WHAT NEEDS TO BE DONE → The required result is each line of the entries below containing the string "rate".
============
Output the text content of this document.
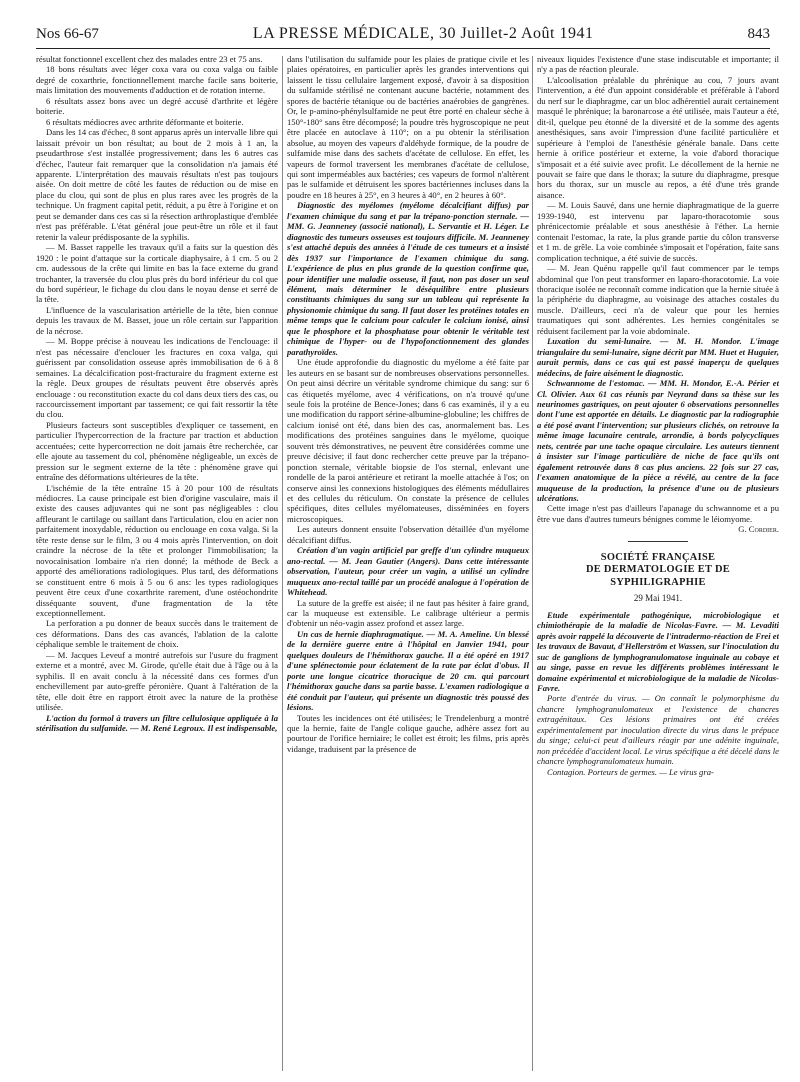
Nos 66-67	LA PRESSE MÉDICALE, 30 Juillet-2 Août 1941	843

résultat fonctionnel excellent chez des malades entre 23 et 75 ans.

18 bons résultats avec léger coxa vara ou coxa valga ou faible degré de coxarthrie, fonctionnellement marche facile sans boiterie, mais limitation des mouvements d'adduction et de rotation interne.

6 résultats assez bons avec un degré accusé d'arthrite et légère boiterie.

6 résultats médiocres avec arthrite déformante et boiterie.

Dans les 14 cas d'échec, 8 sont apparus après un intervalle libre qui laissait prévoir un bon résultat; au bout de 2 mois à 1 an, la pseudarthrose s'est installée progressivement; dans les 6 autres cas d'échec, l'auteur fait remarquer que la consolidation n'a jamais été apparente. L'interprétation des mauvais résultats n'est pas toujours aisée. On doit mettre de côté les fautes de réduction ou de mise en place du clou, qui sont de plus en plus rares avec les progrès de la technique. Un fragment capital petit, réduit, a pu être à l'origine et on peut se demander dans ces cas si la résection arthroplastique d'emblée n'est pas préférable. L'état général joue peut-être un rôle et il faut retenir la valeur prédisposante de la syphilis.

— M. Basset rappelle les travaux qu'il a faits sur la question dès 1920 : le point d'attaque sur la corticale diaphysaire, à 1 cm. 5 ou 2 cm. audessous de la crête qui limite en bas la face externe du grand trochanter, la traversée du clou plus près du bord inférieur du col que du bord supérieur, le fichage du clou dans le noyau dense et serré de la tête.

L'influence de la vascularisation artérielle de la tête, bien connue depuis les travaux de M. Basset, joue un rôle certain sur l'apparition de la nécrose.

— M. Boppe précise à nouveau les indications de l'enclouage: il n'est pas nécessaire d'enclouer les fractures en coxa valga, qui guérissent par consolidation osseuse après immobilisation de 6 à 8 semaines. La décalcification post-fracturaire du fragment externe est la règle. Deux groupes de résultats peuvent être observés après enclouage : ou reconstitution exacte du col dans deux tiers des cas, ou raccourcissement important par tassement; ce qui fait ressortir la tête du clou.

Plusieurs facteurs sont susceptibles d'expliquer ce tassement, en particulier l'hypercorrection de la fracture par traction et abduction accentuées; cette hypercorrection ne doit jamais être recherchée, car elle ajoute au tassement du col, phénomène négligeable, un excès de pression sur le segment externe de la tête : phénomène grave qui entraîne des déformations ultérieures de la tête.

L'ischémie de la tête entraîne 15 à 20 pour 100 de résultats médiocres. La cause principale est bien d'origine vasculaire, mais il existe des causes adjuvantes qui ne sont pas négligeables : clou affleurant le cartilage ou saillant dans l'articulation, clou en acier non parfaitement inoxydable, réduction ou enclouage en coxa valga. Si la tête reste dense sur le film, 3 ou 4 mois après l'intervention, on doit craindre la nécrose de la tête et prolonger l'immobilisation; la novocaïnisation lombaire n'a rien donné; la méthode de Beck a apporté des améliorations radiologiques. Plus tard, des déformations se constituent entre 6 mois à 5 ou 6 ans: les types radiologiques peuvent être ceux d'une coxarthrite rarement, d'une ostéochondrite disséquante souvent, d'une fragmentation de la tête exceptionnellement.

La perforation a pu donner de beaux succès dans le traitement de ces déformations. Dans des cas avancés, l'ablation de la calotte céphalique semble le traitement de choix.

— M. Jacques Leveuf a montré autrefois sur l'usure du fragment externe et a montré, avec M. Girode, qu'elle était due à l'âge ou à la syphilis. Il en avait conclu à la nécessité dans ces formes d'un enchevillement par auto-greffe péronière. Quant à l'altération de la tête, elle doit être en rapport étroit avec la nature de la prothèse utilisée.

L'action du formol à travers un filtre cellulosique appliquée à la stérilisation du sulfamide. — M. René Legroux. Il est indispensable,

dans l'utilisation du sulfamide pour les plaies de pratique civile et les plaies opératoires, en particulier après les grandes interventions qui laissent le tissu cellulaire largement exposé, d'avoir à sa disposition du sulfamide stérilisé ne contenant aucune bactérie, notamment des spores de bactérie tétanique ou de bactéries anaérobies de gangrènes. Or, le p-amino-phénylsulfamide ne peut être porté en chaleur sèche à 150°-180° sans être décomposé; la poudre très hygroscopique ne peut être placée en autoclave à 110°; on a pu obtenir la stérilisation absolue, au moyen des vapeurs d'aldéhyde formique, de la poudre de sulfamide mise dans des sachets d'acétate de cellulose. En effet, les vapeurs de formol traversent les membranes d'acétate de cellulose, qui sont imperméables aux bactéries; ces vapeurs de formol n'altèrent pas le sulfamide et détruisent les spores bactériennes incluses dans la poudre en 18 heures à 25°, en 3 heures à 40°, en 2 heures à 60°.

Diagnostic des myélomes (myélome décalcifiant diffus) par l'examen chimique du sang et par la trépano-ponction sternale. — MM. G. Jeanneney (associé national), L. Servantie et H. Léger. Le diagnostic des tumeurs osseuses est toujours difficile. M. Jeanneney s'est attaché depuis des années à l'étude de ces tumeurs et a insisté dès 1937 sur l'importance de l'examen chimique du sang. L'expérience de plus en plus grande de la question confirme que, pour identifier une maladie osseuse, il faut, non pas doser un seul élément, mais déterminer le déséquilibre entre plusieurs constituants chimiques du sang sur un tableau qui représente la physionomie chimique du sang. Il faut doser les protéines totales en même temps que le calcium pour calculer le calcium ionisé, ainsi que le phosphore et la phosphatase pour obtenir le véritable test chimique de l'hyper- ou de l'hypofonctionnement des glandes parathyroïdes.

Une étude approfondie du diagnostic du myélome a été faite par les auteurs en se basant sur de nombreuses observations personnelles. On peut ainsi décrire un véritable syndrome chimique du sang: sur 6 cas étiquetés myélome, avec 4 vérifications, on n'a trouvé qu'une seule fois la protéine de Bence-Jones; dans 6 cas examinés, il y a eu une modification du rapport sérine-albumine-globuline; les chiffres de calcium ionisé ont été, dans bien des cas, anormalement bas. Les modifications des protéines sanguines dans le myélome, quoique souvent très démonstratives, ne peuvent être considérées comme une preuve décisive; il faut donc rechercher cette preuve par la trépano-ponction sternale, véritable biopsie de l'os sternal, enlevant une rondelle de la paroi antérieure et retirant la moelle attachée à l'os; on conserve ainsi les connexions histologiques des éléments médullaires et des cellules du réticulum. On constate la présence de cellules spécifiques, dites cellules myélomateuses, disséminées en foyers microscopiques.

Les auteurs donnent ensuite l'observation détaillée d'un myélome décalcifiant diffus.

Création d'un vagin artificiel par greffe d'un cylindre muqueux ano-rectal. — M. Jean Gautier (Angers). Dans cette intéressante observation, l'auteur, pour créer un vagin, a utilisé un cylindre muqueux ano-rectal taillé par un procédé analogue à l'opération de Whitehead.

La suture de la greffe est aisée; il ne faut pas hésiter à faire grand, car la muqueuse est extensible. Le calibrage ultérieur a permis d'obtenir un néo-vagin assez profond et assez large.

Un cas de hernie diaphragmatique. — M. A. Ameline. Un blessé de la dernière guerre entre à l'hôpital en Janvier 1941, pour quelques douleurs de l'hémithorax gauche. Il a été opéré en 1917 d'une splénectomie pour éclatement de la rate par éclat d'obus. Il porte une longue cicatrice thoracique de 20 cm. qui parcourt l'hémithorax gauche dans sa partie basse. L'examen radiologique a été conduit par l'auteur, qui présente un diagnostic très poussé des lésions.

Toutes les incidences ont été utilisées; le Trendelenburg a montré que la hernie, faite de l'angle colique gauche, adhère assez fort au pourtour de l'orifice herniaire; le collet est étroit; les films, pris après vidange, traduisent par la présence de

niveaux liquides l'existence d'une stase indiscutable et importante; il n'y a pas de réaction pleurale.

L'alcoolisation préalable du phrénique au cou, 7 jours avant l'intervention, a été d'un appoint considérable et préférable à l'abord du nerf sur le diaphragme, car un bloc adhérentiel aurait certainement masqué le phrénique; la baronarcose a été utilisée, mais l'auteur a été, dit-il, quelque peu étonné de la diversité et de la somme des agents anesthésiques, sans avoir l'impression d'une facilité particulière et supérieure à l'emploi de l'anesthésie générale banale. Dans cette hernie à orifice postérieur et externe, la voie d'abord thoracique s'imposait et a été suivie avec profit. Le décollement de la hernie ne pouvait se faire que dans le thorax; la suture du diaphragme, presque hors du thorax, sur un muscle au repos, a été d'une très grande aisance.

— M. Louis Sauvé, dans une hernie diaphragmatique de la guerre 1939-1940, est intervenu par laparo-thoracotomie sous phrénicectomie préalable et sous anesthésie à l'éther. La hernie contenait l'estomac, la rate, la plus grande partie du côlon transverse et 1 m. de grêle. La voie combinée s'imposait et l'opération, faite sans complication technique, a été suivie de succès.

— M. Jean Quénu rappelle qu'il faut commencer par le temps abdominal que l'on peut transformer en laparo-thoracotomie. La voie thoracique isolée ne reconnaît comme indication que la hernie située à la périphérie du diaphragme, au voisinage des attaches costales du muscle. D'ailleurs, ceci n'a de valeur que pour les hernies traumatiques qui sont adhérentes. Les hernies congénitales se réduisent facilement par la voie abdominale.

Luxation du semi-lunaire. — M. H. Mondor. L'image triangulaire du semi-lunaire, signe décrit par MM. Huet et Huguier, aurait permis, dans ce cas qui est passé inaperçu de quelques médecins, de faire aisément le diagnostic.

Schwannome de l'estomac. — MM. H. Mondor, E.-A. Périer et Cl. Olivier. Aux 61 cas réunis par Neyrand dans sa thèse sur les neurinomes gastriques, on peut ajouter 6 observations personnelles dont l'une est apportée en détails. Le diagnostic par la radiographie a été posé avant l'intervention; sur plusieurs clichés, on retrouve la même image lacunaire centrale, arrondie, à bords polycycliques nets, centrée par une tache opaque circulaire. Les auteurs tiennent à insister sur l'image particulière de niche de face qu'ils ont également retrouvée dans 8 cas plus anciens. 22 fois sur 27 cas, l'examen anatomique de la pièce a révélé, au centre de la face muqueuse de la production, la présence d'une ou de plusieurs ulcérations.

Cette image n'est pas d'ailleurs l'apanage du schwannome et a pu être vue dans d'autres tumeurs bénignes comme le léiomyome.

G. Cordier.

SOCIÉTÉ FRANÇAISE
DE DERMATOLOGIE ET DE SYPHILIGRAPHIE
29 Mai 1941.

Etude expérimentale pathogénique, microbiologique et chimiothérapie de la maladie de Nicolas-Favre. — M. Levaditi après avoir rappelé la découverte de l'intradermo-réaction de Frei et les travaux de Bavaut, d'Hellerström et Wassen, sur l'inoculation du suc de ganglions de lymphogranulomatose inguinale au cobaye et au singe, passe en revue les différents problèmes intéressant le domaine expérimental et microbiologique de la maladie de Nicolas-Favre.

Porte d'entrée du virus. — On connaît le polymorphisme du chancre lymphogranulomateux et l'existence de chancres extragénitaux. Ces lésions primaires ont été créées expérimentalement par inoculation directe du virus dans le prépuce du singe; celui-ci peut d'ailleurs réagir par une adénite inguinale, non précédée d'accident local. Le virus spécifique a été décelé dans le chancre lymphogranulomateux humain.

Contagion. Porteurs de germes. — Le virus gra-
============
EXPECTED ANSWER →
Un cas de hernie diaphragmatique. — M. A. Ameline. Un blessé de la dernière guerre entre à l'hôpital en Janvier 1941, pour quelques douleurs de l'hémithorax gauche. Il a été opéré en 1917 d'une splénectomie pour éclatement de la rate par éclat d'obus. Il porte une longue cicatrice thoracique de 20 cm. qui parcourt l'hémithorax gauche dans sa partie basse. L'examen radiologique a été conduit par l'auteur, qui présente un diagnostic très poussé des lésions.
— M. Louis Sauvé, dans une hernie diaphragmatique de la guerre 1939-1940, est intervenu par laparo-thoracotomie sous phrénicectomie préalable et sous anesthésie à l'éther. La hernie contenait l'estomac, la rate, la plus grande partie du côlon transverse et 1 m. de grêle. La voie combinée s'imposait et l'opération, faite sans complication technique, a été suivie de succès.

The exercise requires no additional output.